• _EXERCISE INSTRUCTIONS_:
Copy the items below word for word, starting with the first one and ending with the line that contains "slide-pager: 2 \ 3 — [1827, 456, 1881, 598]", including both of those lines.

───── DATA ENTRIES ─────

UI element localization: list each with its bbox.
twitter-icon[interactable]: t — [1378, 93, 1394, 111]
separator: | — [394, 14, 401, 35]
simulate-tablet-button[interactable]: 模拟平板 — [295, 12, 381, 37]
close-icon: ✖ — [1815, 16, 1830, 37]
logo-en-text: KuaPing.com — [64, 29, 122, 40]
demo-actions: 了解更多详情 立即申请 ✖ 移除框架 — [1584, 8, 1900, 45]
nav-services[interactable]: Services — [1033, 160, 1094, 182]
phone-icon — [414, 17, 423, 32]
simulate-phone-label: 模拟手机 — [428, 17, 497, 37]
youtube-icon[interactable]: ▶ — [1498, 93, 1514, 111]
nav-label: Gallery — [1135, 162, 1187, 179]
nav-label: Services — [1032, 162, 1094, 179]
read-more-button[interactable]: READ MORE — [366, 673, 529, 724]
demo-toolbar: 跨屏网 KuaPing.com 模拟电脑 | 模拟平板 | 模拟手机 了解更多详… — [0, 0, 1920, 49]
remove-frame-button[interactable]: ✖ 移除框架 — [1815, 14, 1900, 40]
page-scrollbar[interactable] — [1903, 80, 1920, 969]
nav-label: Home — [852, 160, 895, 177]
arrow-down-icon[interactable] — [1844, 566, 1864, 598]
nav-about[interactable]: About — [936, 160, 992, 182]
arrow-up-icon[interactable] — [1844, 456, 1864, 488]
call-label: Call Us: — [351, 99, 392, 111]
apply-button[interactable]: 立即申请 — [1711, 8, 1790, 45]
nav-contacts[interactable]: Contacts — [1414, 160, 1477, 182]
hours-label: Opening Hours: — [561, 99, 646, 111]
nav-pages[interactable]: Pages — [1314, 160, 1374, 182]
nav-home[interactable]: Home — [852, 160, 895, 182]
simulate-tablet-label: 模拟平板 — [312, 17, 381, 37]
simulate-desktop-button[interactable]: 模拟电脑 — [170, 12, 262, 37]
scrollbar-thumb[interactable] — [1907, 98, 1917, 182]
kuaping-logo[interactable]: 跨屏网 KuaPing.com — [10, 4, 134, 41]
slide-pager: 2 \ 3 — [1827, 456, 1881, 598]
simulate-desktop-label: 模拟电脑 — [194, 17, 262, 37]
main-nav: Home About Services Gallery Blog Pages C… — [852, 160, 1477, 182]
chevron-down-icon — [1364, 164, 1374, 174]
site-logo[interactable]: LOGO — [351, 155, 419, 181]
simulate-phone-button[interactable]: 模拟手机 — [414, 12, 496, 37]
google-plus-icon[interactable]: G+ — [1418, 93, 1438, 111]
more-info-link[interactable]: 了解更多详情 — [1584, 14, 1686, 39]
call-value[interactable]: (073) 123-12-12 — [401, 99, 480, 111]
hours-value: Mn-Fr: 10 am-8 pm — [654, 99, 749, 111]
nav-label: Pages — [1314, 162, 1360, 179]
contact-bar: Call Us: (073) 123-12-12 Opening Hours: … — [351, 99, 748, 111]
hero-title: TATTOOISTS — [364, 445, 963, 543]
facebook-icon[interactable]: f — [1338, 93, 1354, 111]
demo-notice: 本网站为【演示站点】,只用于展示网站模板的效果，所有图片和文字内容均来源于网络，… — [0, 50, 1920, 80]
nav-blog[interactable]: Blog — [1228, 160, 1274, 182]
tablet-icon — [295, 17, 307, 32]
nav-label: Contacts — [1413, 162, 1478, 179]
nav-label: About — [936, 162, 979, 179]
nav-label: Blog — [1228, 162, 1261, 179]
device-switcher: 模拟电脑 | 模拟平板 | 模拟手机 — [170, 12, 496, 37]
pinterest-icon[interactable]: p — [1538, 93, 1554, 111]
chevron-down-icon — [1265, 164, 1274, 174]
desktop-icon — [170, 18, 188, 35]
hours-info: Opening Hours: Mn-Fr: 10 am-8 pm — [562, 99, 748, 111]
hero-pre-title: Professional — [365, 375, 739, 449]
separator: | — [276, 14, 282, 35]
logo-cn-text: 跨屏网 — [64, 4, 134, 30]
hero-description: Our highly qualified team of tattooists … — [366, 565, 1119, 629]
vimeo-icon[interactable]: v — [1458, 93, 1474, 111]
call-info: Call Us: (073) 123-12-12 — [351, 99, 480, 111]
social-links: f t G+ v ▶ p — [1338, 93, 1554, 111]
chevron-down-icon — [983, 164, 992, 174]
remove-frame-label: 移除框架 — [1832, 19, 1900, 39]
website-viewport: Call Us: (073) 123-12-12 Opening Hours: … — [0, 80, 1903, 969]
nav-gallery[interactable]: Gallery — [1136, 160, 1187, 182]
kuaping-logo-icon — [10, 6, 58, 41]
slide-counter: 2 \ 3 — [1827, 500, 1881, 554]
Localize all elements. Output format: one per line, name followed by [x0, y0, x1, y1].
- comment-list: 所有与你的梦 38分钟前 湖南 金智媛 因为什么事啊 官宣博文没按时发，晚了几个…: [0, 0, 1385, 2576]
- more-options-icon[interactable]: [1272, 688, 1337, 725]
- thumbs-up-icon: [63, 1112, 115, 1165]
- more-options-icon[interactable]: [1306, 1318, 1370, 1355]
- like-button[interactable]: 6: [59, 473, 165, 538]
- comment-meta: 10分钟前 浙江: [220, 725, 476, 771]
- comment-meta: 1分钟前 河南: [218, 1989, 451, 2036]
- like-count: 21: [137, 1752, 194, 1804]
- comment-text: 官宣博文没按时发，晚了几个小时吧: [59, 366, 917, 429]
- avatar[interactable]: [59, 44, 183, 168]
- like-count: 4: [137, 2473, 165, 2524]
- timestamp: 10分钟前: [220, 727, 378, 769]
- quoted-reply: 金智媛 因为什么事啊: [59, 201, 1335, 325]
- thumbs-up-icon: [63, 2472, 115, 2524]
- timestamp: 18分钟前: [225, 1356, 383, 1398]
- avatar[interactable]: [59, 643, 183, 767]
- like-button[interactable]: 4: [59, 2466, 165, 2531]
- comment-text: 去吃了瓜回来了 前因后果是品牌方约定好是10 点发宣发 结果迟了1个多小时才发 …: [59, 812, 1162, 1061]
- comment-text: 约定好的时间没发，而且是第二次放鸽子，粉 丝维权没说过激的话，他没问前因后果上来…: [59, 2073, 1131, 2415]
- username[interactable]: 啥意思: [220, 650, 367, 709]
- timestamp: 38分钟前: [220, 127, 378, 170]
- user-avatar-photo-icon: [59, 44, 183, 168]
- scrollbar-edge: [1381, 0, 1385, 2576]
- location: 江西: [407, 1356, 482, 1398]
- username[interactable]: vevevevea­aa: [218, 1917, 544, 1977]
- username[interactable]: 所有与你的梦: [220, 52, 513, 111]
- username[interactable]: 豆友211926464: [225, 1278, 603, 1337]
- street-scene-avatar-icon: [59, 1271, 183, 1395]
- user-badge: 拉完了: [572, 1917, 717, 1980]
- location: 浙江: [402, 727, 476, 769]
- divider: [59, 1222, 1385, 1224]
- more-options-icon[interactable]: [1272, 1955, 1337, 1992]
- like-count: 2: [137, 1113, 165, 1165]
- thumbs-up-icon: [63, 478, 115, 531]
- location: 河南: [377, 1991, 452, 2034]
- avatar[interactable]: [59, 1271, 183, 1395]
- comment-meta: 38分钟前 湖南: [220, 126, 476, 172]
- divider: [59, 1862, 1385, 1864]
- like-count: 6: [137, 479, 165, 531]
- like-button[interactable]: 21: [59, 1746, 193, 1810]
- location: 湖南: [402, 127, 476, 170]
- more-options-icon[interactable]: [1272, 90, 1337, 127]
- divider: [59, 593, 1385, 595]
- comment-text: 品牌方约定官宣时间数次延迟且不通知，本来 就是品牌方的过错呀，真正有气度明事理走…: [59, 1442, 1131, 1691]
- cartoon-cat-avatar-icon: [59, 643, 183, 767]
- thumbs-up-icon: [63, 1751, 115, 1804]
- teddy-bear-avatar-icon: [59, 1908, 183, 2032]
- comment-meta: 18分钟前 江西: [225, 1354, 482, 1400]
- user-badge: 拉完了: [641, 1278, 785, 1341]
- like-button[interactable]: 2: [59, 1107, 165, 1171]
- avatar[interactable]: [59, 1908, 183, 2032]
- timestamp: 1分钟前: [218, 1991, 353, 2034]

─────

• _THE SOLUTION_:
UI element localization: list each with its bbox.
twitter-icon[interactable]: t — [1378, 93, 1394, 111]
separator: | — [394, 14, 401, 35]
simulate-tablet-button[interactable]: 模拟平板 — [295, 12, 381, 37]
close-icon: ✖ — [1815, 16, 1830, 37]
logo-en-text: KuaPing.com — [64, 29, 122, 40]
demo-actions: 了解更多详情 立即申请 ✖ 移除框架 — [1584, 8, 1900, 45]
nav-services[interactable]: Services — [1033, 160, 1094, 182]
phone-icon — [414, 17, 423, 32]
simulate-phone-label: 模拟手机 — [428, 17, 497, 37]
youtube-icon[interactable]: ▶ — [1498, 93, 1514, 111]
nav-label: Gallery — [1135, 162, 1187, 179]
nav-label: Services — [1032, 162, 1094, 179]
read-more-button[interactable]: READ MORE — [366, 673, 529, 724]
demo-toolbar: 跨屏网 KuaPing.com 模拟电脑 | 模拟平板 | 模拟手机 了解更多详… — [0, 0, 1920, 49]
remove-frame-button[interactable]: ✖ 移除框架 — [1815, 14, 1900, 40]
page-scrollbar[interactable] — [1903, 80, 1920, 969]
nav-label: Home — [852, 160, 895, 177]
arrow-down-icon[interactable] — [1844, 566, 1864, 598]
nav-about[interactable]: About — [936, 160, 992, 182]
arrow-up-icon[interactable] — [1844, 456, 1864, 488]
call-label: Call Us: — [351, 99, 392, 111]
apply-button[interactable]: 立即申请 — [1711, 8, 1790, 45]
nav-contacts[interactable]: Contacts — [1414, 160, 1477, 182]
hours-label: Opening Hours: — [561, 99, 646, 111]
nav-pages[interactable]: Pages — [1314, 160, 1374, 182]
nav-home[interactable]: Home — [852, 160, 895, 182]
simulate-tablet-label: 模拟平板 — [312, 17, 381, 37]
simulate-desktop-button[interactable]: 模拟电脑 — [170, 12, 262, 37]
scrollbar-thumb[interactable] — [1907, 98, 1917, 182]
kuaping-logo[interactable]: 跨屏网 KuaPing.com — [10, 4, 134, 41]
slide-pager: 2 \ 3 — [1827, 456, 1881, 598]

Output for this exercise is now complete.